Entries:
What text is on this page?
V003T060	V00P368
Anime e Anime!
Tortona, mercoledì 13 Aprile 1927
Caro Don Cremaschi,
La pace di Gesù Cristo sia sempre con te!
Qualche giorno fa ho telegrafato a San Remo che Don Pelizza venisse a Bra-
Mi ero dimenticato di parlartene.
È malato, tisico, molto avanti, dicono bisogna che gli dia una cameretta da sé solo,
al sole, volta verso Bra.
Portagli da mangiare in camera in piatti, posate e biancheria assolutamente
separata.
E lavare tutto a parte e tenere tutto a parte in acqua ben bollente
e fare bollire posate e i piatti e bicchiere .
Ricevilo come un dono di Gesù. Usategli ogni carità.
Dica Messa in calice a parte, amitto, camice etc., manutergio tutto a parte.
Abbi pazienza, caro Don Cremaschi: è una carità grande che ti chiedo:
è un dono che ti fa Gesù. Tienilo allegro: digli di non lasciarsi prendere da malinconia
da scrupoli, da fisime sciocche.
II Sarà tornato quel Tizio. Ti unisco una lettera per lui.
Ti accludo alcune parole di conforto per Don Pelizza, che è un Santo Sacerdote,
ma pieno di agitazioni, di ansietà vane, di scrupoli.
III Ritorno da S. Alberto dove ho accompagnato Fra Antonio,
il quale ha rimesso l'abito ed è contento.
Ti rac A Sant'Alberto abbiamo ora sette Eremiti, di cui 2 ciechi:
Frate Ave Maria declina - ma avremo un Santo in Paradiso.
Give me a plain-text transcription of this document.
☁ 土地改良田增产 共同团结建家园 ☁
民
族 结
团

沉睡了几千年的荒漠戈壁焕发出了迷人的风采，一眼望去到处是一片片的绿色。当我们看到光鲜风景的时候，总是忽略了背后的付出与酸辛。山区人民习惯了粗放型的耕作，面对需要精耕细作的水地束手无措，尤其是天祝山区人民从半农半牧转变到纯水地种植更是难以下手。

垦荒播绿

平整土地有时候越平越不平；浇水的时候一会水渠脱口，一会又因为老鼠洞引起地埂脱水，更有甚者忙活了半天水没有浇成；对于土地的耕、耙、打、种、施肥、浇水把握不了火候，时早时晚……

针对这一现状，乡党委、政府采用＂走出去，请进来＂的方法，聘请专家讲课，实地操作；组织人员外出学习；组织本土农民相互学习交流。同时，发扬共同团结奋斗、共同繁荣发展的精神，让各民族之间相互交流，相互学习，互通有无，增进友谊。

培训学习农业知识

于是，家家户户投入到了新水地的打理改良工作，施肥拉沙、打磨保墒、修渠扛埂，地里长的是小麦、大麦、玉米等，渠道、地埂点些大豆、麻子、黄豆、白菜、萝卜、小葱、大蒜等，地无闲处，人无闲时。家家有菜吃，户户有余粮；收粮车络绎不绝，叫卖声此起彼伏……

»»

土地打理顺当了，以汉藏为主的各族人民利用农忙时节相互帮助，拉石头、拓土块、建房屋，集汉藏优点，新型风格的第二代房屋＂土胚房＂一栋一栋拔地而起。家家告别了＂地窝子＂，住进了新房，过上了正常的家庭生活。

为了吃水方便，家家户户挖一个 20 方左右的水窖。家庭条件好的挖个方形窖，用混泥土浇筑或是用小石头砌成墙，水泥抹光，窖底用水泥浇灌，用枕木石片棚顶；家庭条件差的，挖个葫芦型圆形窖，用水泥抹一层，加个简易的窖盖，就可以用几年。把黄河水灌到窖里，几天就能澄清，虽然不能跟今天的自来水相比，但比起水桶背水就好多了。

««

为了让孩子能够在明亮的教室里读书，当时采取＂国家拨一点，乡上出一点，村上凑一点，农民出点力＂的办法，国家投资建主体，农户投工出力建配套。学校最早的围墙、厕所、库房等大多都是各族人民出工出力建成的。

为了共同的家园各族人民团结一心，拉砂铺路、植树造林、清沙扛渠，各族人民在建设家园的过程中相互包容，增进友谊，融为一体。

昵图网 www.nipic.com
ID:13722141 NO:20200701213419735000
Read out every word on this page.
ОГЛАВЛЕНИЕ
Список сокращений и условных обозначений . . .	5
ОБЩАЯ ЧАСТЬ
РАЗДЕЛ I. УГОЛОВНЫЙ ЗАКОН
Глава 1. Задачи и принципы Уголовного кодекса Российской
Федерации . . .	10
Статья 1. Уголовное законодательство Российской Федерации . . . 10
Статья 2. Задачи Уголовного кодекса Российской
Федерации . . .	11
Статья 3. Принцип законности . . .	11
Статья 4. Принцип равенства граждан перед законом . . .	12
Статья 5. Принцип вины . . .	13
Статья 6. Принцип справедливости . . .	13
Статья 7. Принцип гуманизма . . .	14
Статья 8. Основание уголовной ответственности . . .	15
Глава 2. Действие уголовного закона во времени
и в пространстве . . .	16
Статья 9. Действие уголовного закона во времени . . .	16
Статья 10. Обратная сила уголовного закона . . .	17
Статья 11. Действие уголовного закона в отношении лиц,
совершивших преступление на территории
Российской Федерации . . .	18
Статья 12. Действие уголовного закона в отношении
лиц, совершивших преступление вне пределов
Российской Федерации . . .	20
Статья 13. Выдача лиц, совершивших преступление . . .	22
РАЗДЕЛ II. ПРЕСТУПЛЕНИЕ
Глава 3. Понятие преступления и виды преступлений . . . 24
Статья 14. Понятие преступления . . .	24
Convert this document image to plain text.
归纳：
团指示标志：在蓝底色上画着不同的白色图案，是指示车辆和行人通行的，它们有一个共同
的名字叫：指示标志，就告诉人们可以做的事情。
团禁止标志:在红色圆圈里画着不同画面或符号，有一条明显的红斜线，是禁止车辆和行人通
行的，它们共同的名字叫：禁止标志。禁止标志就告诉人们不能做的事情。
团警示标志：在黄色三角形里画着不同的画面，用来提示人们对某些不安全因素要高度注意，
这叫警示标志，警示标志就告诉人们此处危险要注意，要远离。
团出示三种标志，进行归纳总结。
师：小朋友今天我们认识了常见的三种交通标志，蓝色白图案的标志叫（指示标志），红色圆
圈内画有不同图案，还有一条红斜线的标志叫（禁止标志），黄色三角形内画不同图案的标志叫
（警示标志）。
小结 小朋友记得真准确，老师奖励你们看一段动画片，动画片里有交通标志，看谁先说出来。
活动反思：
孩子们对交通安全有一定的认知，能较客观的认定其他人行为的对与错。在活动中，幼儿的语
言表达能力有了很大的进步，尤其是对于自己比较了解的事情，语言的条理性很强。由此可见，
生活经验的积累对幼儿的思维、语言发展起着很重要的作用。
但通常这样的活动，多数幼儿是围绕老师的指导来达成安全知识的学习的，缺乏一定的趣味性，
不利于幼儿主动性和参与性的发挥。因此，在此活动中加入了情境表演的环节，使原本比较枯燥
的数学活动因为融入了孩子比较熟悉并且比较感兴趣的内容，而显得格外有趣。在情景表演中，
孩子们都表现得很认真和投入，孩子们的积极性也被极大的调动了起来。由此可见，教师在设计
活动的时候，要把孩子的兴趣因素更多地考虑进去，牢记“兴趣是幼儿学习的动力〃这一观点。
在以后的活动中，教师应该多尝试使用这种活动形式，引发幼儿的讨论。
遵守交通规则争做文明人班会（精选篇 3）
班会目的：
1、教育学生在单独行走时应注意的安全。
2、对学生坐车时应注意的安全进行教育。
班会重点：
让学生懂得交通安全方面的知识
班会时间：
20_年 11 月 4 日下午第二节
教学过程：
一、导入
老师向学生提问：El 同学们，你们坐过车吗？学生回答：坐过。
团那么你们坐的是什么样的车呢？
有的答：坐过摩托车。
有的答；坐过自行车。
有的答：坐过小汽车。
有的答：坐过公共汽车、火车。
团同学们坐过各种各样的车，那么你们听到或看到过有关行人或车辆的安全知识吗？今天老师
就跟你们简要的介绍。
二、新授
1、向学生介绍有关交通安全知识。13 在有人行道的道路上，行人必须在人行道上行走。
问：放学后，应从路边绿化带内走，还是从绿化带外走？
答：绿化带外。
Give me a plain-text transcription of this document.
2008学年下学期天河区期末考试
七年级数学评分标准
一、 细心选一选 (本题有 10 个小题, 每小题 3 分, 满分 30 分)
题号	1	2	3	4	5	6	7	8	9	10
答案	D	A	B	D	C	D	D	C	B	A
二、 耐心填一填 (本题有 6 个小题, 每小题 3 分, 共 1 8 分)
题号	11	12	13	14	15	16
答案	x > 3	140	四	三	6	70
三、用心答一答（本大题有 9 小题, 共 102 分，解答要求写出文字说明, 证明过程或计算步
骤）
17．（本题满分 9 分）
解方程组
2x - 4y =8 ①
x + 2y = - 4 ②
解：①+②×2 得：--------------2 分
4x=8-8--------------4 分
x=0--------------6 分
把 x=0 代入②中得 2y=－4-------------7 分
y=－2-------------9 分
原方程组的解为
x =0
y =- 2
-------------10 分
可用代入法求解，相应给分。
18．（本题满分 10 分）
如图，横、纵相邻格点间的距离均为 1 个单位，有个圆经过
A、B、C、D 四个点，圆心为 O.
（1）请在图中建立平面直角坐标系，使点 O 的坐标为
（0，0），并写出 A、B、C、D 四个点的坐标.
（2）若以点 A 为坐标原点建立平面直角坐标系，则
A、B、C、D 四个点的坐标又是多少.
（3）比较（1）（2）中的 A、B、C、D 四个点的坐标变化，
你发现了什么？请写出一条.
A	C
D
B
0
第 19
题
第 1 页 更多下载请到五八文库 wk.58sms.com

Problem description:
Locate the lines above that hold the word "Глава". Show every one of them.

Exercise solution:
Глава 1. Задачи и принципы Уголовного кодекса Российской
Глава 2. Действие уголовного закона во времени
Глава 3. Понятие преступления и виды преступлений . . . 24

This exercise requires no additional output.